### BRIEF
Gather, from the data below, each line in which the word "문화로서의" occurs.

start LISTING

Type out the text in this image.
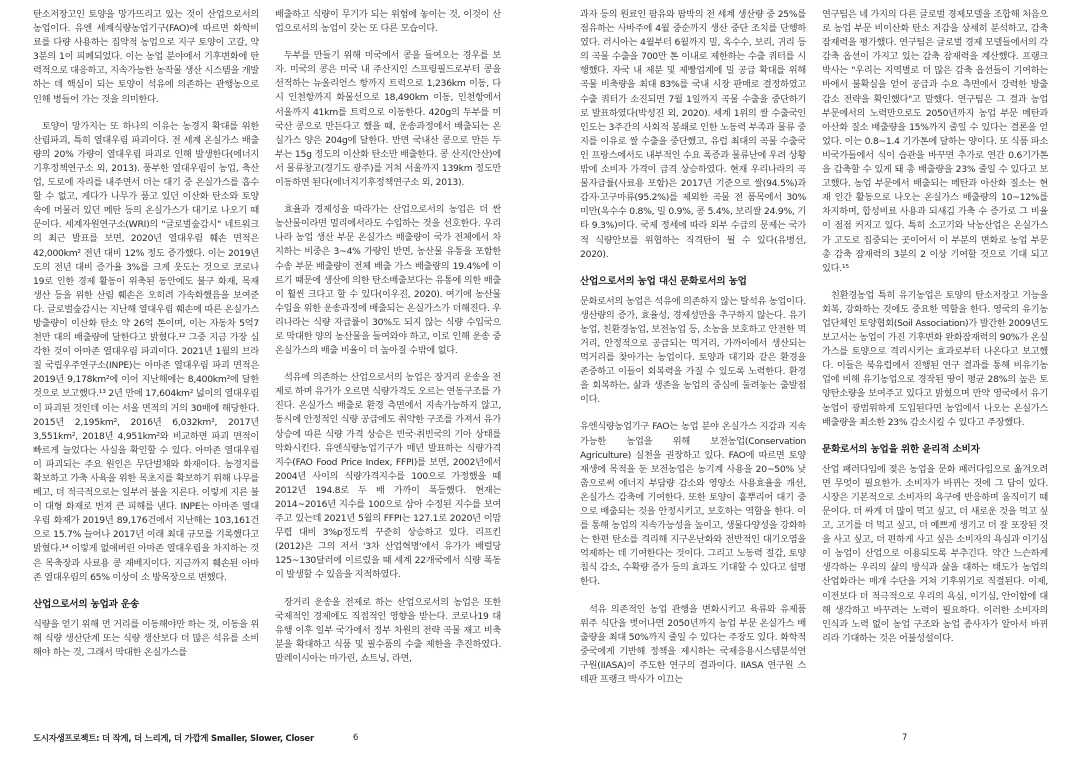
탄소저장고인 토양을 망가뜨리고 있는 것이 산업으로서의 농업이다. 유엔 세계식량농업기구(FAO)에 따르면 화학비료를 다량 사용하는 집약적 농업으로 지구 토양이 고갈, 약 3분의 1이 피폐되었다. 이는 농업 분야에서 기후변화에 탄력적으로 대응하고, 지속가능한 농작물 생산 시스템을 개발하는 데 핵심이 되는 토양이 석유에 의존하는 관행농으로 인해 병들어 가는 것을 의미한다.

토양이 망가지는 또 하나의 이유는 농경지 확대를 위한 산림파괴, 특히 열대우림 파괴이다. 전 세계 온실가스 배출량의 20% 가량이 열대우림 파괴로 인해 발생한다(에너지기후정책연구소 외, 2013). 풍부한 열대우림이 농업, 축산업, 도로에 자리를 내주면서 더는 대기 중 온실가스를 흡수할 수 없고, 게다가 나무가 품고 있던 이산화 탄소와 토양 속에 머물러 있던 메탄 등의 온실가스가 대기로 나오기 때문이다. 세계자원연구소(WRI)의 "글로벌숲감시" 네트워크의 최근 발표를 보면, 2020년 열대우림 훼손 면적은 42,000km² 전년 대비 12% 정도 증가했다. 이는 2019년도의 전년 대비 증가율 3%를 크게 웃도는 것으로 코로나19로 인한 경제 활동이 위축된 동안에도 불구 화재, 목재 생산 등을 위한 산림 훼손은 오히려 가속화했음을 보여준다. 글로벌숲감시는 지난해 열대우림 훼손에 따른 온실가스 방출량이 이산화 탄소 약 26억 톤이며, 이는 자동차 5억7천만 대의 배출량에 달한다고 밝혔다.¹² 그중 지금 가장 심각한 것이 아마존 열대우림 파괴이다. 2021년 1월의 브라질 국립우주연구소(INPE)는 아마존 열대우림 파괴 면적은 2019년 9,178km²에 이어 지난해에는 8,400km²에 달한 것으로 보고했다.¹³ 2년 만에 17,604km² 넓이의 열대우림이 파괴된 것인데 이는 서울 면적의 거의 30배에 해당한다. 2015년 2,195km², 2016년 6,032km², 2017년 3,551km², 2018년 4,951km²와 비교하면 파괴 면적이 빠르게 늘었다는 사실을 확인할 수 있다. 아마존 열대우림이 파괴되는 주요 원인은 무단벌채와 화재이다. 농경지를 확보하고 가축 사육을 위한 목초지를 확보하기 위해 나무를 베고, 더 적극적으로는 일부러 불을 지른다. 이렇게 지른 불이 대형 화재로 번져 큰 피해를 낸다. INPE는 아마존 열대우림 화재가 2019년 89,176건에서 지난해는 103,161건으로 15.7% 늘어나 2017년 이래 최대 규모를 기록했다고 밝혔다.¹⁴ 이렇게 없애버린 아마존 열대우림을 차지하는 것은 목축장과 사료용 콩 재배지이다. 지금까지 훼손된 아마존 열대우림의 65% 이상이 소 방목장으로 변했다.

산업으로서의 농업과 운송

식량을 얻기 위해 먼 거리를 이동해야만 하는 것, 이동을 위해 식량 생산단계 또는 식량 생산보다 더 많은 석유를 소비해야 하는 것, 그래서 막대한 온실가스를

배출하고 식량이 무기가 되는 위험에 놓이는 것, 이것이 산업으로서의 농업이 갖는 또 다른 모습이다.

두부를 만들기 위해 미국에서 콩을 들여오는 경우를 보자. 미국의 콩은 미국 내 주산지인 스프링필드로부터 콩을 선적하는 뉴올리언스 항까지 트럭으로 1,236km 이동, 다시 인천항까지 화물선으로 18,490km 이동, 인천항에서 서울까지 41km를 트럭으로 이동한다. 420g의 두부를 미국산 콩으로 만든다고 했을 때, 운송과정에서 배출되는 온실가스 양은 204g에 달한다. 반면 국내산 콩으로 만든 두부는 15g 정도의 이산화 탄소만 배출한다. 콩 산지(안산)에서 물류창고(경기도 광주)를 거쳐 서울까지 139km 정도만 이동하면 된다(에너지기후정책연구소 외, 2013).

효율과 경제성을 따라가는 산업으로서의 농업은 더 싼 농산물이라면 멀리에서라도 수입하는 것을 선호한다. 우리나라 농업 생산 부문 온실가스 배출량이 국가 전체에서 차지하는 비중은 3~4% 가량인 반면, 농산물 유통을 포함한 수송 부문 배출량이 전체 배출 가스 배출량의 19.4%에 이르기 때문에 생산에 의한 탄소배출보다는 유통에 의한 배출이 훨씬 크다고 할 수 있다(이우진, 2020). 여기에 농산물 수입을 위한 운송과정에 배출되는 온실가스가 더해진다. 우리나라는 식량 자급률이 30%도 되지 않는 식량 수입국으로 막대한 양의 농산물을 들여와야 하고, 이로 인해 운송 중 온실가스의 배출 비율이 더 높아질 수밖에 없다.

석유에 의존하는 산업으로서의 농업은 장거리 운송을 전제로 하며 유가가 오르면 식량가격도 오르는 연동구조를 가진다. 온실가스 배출로 환경 측면에서 지속가능하지 않고, 동시에 안정적인 식량 공급에도 취약한 구조를 가져서 유가 상승에 따른 식량 가격 상승은 빈국·취빈국의 기아 상태를 악화시킨다. 유엔식량농업기구가 매년 발표하는 식량가격지수(FAO Food Price Index, FFPI)를 보면, 2002년에서 2004년 사이의 식량가격지수를 100으로 가정했을 때 2012년 194.8로 두 배 가까이 폭등했다. 현재는 2014~2016년 지수를 100으로 삼아 수정된 지수를 보여주고 있는데 2021년 5월의 FFPI는 127.1로 2020년 이맘 무렵 대비 3%p정도씩 꾸준히 상승하고 있다. 리프킨(2012)은 그의 저서 '3차 산업혁명'에서 유가가 배럴당 125~130달러에 이르렀을 때 세계 22개국에서 식량 폭동이 발생할 수 있음을 지적하였다.

장거리 운송을 전제로 하는 산업으로서의 농업은 또한 국제적인 경제에도 직접적인 영향을 받는다. 코로나19 대유행 이후 일부 국가에서 정부 차원의 전략 곡물 재고 비축분을 확대하고 식품 및 필수품의 수출 제한을 추진하였다. 말레이시아는 마가린, 쇼트닝, 라면,

과자 등의 원료인 팜유와 팜박의 전 세계 생산량 중 25%를 점유하는 사바주에 4월 중순까지 생산 중단 조치를 단행하였다. 러시아는 4월부터 6월까지 밀, 옥수수, 보리, 귀리 등의 곡물 수출을 700만 톤 이내로 제한하는 수출 쿼터를 시행했다. 자국 내 제분 및 제빵업계에 밀 공급 확대를 위해 곡물 비축량을 최대 83%를 국내 시장 판매로 결정하였고 수출 쿼터가 소진되면 7월 1일까지 곡물 수출을 중단하기로 발표하였다(박성진 외, 2020). 세계 1위의 쌀 수출국인 인도는 3주간의 사회적 봉쇄로 인한 노동력 부족과 물류 중지를 이유로 쌀 수출을 중단했고, 유럽 최대의 곡물 수출국인 프랑스에서도 내부적인 수요 폭증과 물류난에 우려 상황밖에 소비자 가격이 급격 상승하였다. 현재 우리나라의 곡물자급률(사료용 포함)은 2017년 기준으로 쌀(94.5%)과 감자·고구마류(95.2%)를 제외한 곡물 전 품목에서 30% 미만(옥수수 0.8%, 밀 0.9%, 콩 5.4%, 보리쌀 24.9%, 기타 9.3%)이다. 국제 정세에 따라 외부 수급의 문제는 국가적 식량안보를 위협하는 직격탄이 될 수 있다(유병선, 2020).

산업으로서의 농업 대신 문화로서의 농업

문화로서의 농업은 석유에 의존하지 않는 탈석유 농업이다. 생산량의 증가, 효율성, 경제성만을 추구하지 않는다. 유기농업, 친환경농업, 보전농업 등, 소농을 보호하고 안전한 먹거리, 안정적으로 공급되는 먹거리, 가까이에서 생산되는 먹거리를 찾아가는 농업이다. 토양과 대기와 같은 환경을 존중하고 이들이 회복력을 가질 수 있도록 노력한다. 환경을 회복하는, 삶과 생존을 농업의 중심에 둘려놓는 출발점이다.

유엔식량농업기구 FAO는 농업 분야 온실가스 지감과 지속가능한 농업을 위해 보전농업(Conservation Agriculture) 실천을 권장하고 있다. FAO에 따르면 토양 재생에 목적을 둔 보전농업은 농기계 사용을 20~50% 낮춤으로써 에너지 부담량 감소와 영양소 사용효율을 개선, 온실가스 감축에 기여한다. 또한 토양이 흩뿌리어 대기 중으로 배출되는 것을 안정시키고, 보호하는 역할을 한다. 이를 통해 농업의 지속가능성을 높이고, 생물다양성을 강화하는 한편 탄소를 격리해 지구온난화와 전반적인 대기오염을 억제하는 데 기여한다는 것이다. 그리고 노동력 절감, 토양침식 감소, 수확량 증가 등의 효과도 기대할 수 있다고 설명한다.

석유 의존적인 농업 관행을 변화시키고 육류와 유제품 위주 식단을 벗어나면 2050년까지 농업 부문 온실가스 배출량을 최대 50%까지 줄일 수 있다는 주장도 있다. 화학적 중국에게 기반해 정책을 제시하는 국제응용시스템분석연구원(IIASA)이 주도한 연구의 결과이다. IIASA 연구원 스테판 프랭크 박사가 이끄는

연구팀은 네 가지의 다른 글로벌 경제모델을 조합해 처음으로 농업 부문 비이산화 탄소 저감을 상세히 분석하고, 감축 잠재력을 평가했다. 연구팀은 글로벌 경제 모델들에서의 각 감축 옵션이 가지고 있는 감축 잠재력을 계산했다. 프랭크 박사는 "우리는 지역별로 더 많은 감축 옵션들이 기여하는 바에서 불확실을 얻어 공급과 수요 측면에서 강력한 방출 감소 전략을 확인했다"고 말했다. 연구팀은 그 결과 농업 부문에서의 노력만으로도 2050년까지 농업 부문 메탄과 아산화 질소 배출량을 15%까지 줄일 수 있다는 결론을 얻었다. 이는 0.8~1.4 기가톤에 달하는 양이다. 또 식품 파소비국가들에서 식이 습관을 바꾸면 추가로 연간 0.6기가톤을 감축할 수 있게 돼 총 배출량을 23% 줄일 수 있다고 보고했다. 농업 부문에서 배출되는 메탄과 아산화 질소는 현재 인간 활동으로 나오는 온실가스 배출량의 10~12%를 차지하며, 합성비료 사용과 되새김 가축 수 증가로 그 비율이 점점 커지고 있다. 특히 소고기와 낙농산업은 온실가스가 고도로 집중되는 곳이어서 이 부분의 변화로 농업 부문 총 감축 잠재력의 3분의 2 이상 기여할 것으로 기대 되고 있다.¹⁵

친환경농업 특히 유기농업은 토양의 탄소저장고 기능을 회복, 강화하는 것에도 중요한 역할을 한다. 영국의 유기농업단체인 토양협회(Soil Association)가 발간한 2009년도 보고서는 농업이 가진 기후변화 완화잠재력의 90%가 온실가스를 토양으로 격리시키는 효과로부터 나온다고 보고했다. 이들은 북유럽에서 진행된 연구 결과를 통해 비유기농업에 비해 유기농업으로 경작된 땅이 평균 28%의 높은 토양탄소량을 보여주고 있다고 밝혔으며 만약 영국에서 유기농업이 광범위하게 도입된다면 농업에서 나오는 온실가스 배출량을 최소한 23% 감소시킬 수 있다고 주장했다.

문화로서의 농업을 위한 윤리적 소비자

산업 패러다임에 젖은 농업을 문화 패러다임으로 옮겨오려면 무엇이 필요한가. 소비자가 바뀌는 것에 그 답이 있다. 시장은 기본적으로 소비자의 욕구에 반응하며 움직이기 때문이다. 더 싸게 더 많이 먹고 싶고, 더 새로운 것을 먹고 싶고, 고기를 더 먹고 싶고, 더 예쁘게 생기고 더 잘 포장된 것을 사고 싶고, 더 편하게 사고 싶은 소비자의 욕심과 이기심이 농업이 산업으로 이용되도록 부추긴다. 약간 느슨하게 생각하는 우리의 삶의 방식과 삶을 대하는 태도가 농업의 산업화라는 매개 수단을 거쳐 기후위기로 직결된다. 이제, 이전보다 더 적극적으로 우리의 욕심, 이기심, 안이함에 대해 생각하고 바꾸려는 노력이 필요하다. 이러한 소비자의 인식과 노력 없이 농업 구조와 농업 종사자가 알아서 바뀌리라 기대하는 것은 어불성설이다.

도시자생프로젝트: 더 작게, 더 느리게, 더 가깝게 Smaller, Slower, Closer	6	7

end LISTING

### SOLUTION TO THIS PROBLEM
산업으로서의 농업 대신 문화로서의 농업
문화로서의 농업은 석유에 의존하지 않는 탈석유 농업이다. 생산량의 증가, 효율성, 경제성만을 추구하지 않는다. 유기농업, 친환경농업, 보전농업 등, 소농을 보호하고 안전한 먹거리, 안정적으로 공급되는 먹거리, 가까이에서 생산되는 먹거리를 찾아가는 농업이다. 토양과 대기와 같은 환경을 존중하고 이들이 회복력을 가질 수 있도록 노력한다. 환경을 회복하는, 삶과 생존을 농업의 중심에 둘려놓는 출발점이다.
문화로서의 농업을 위한 윤리적 소비자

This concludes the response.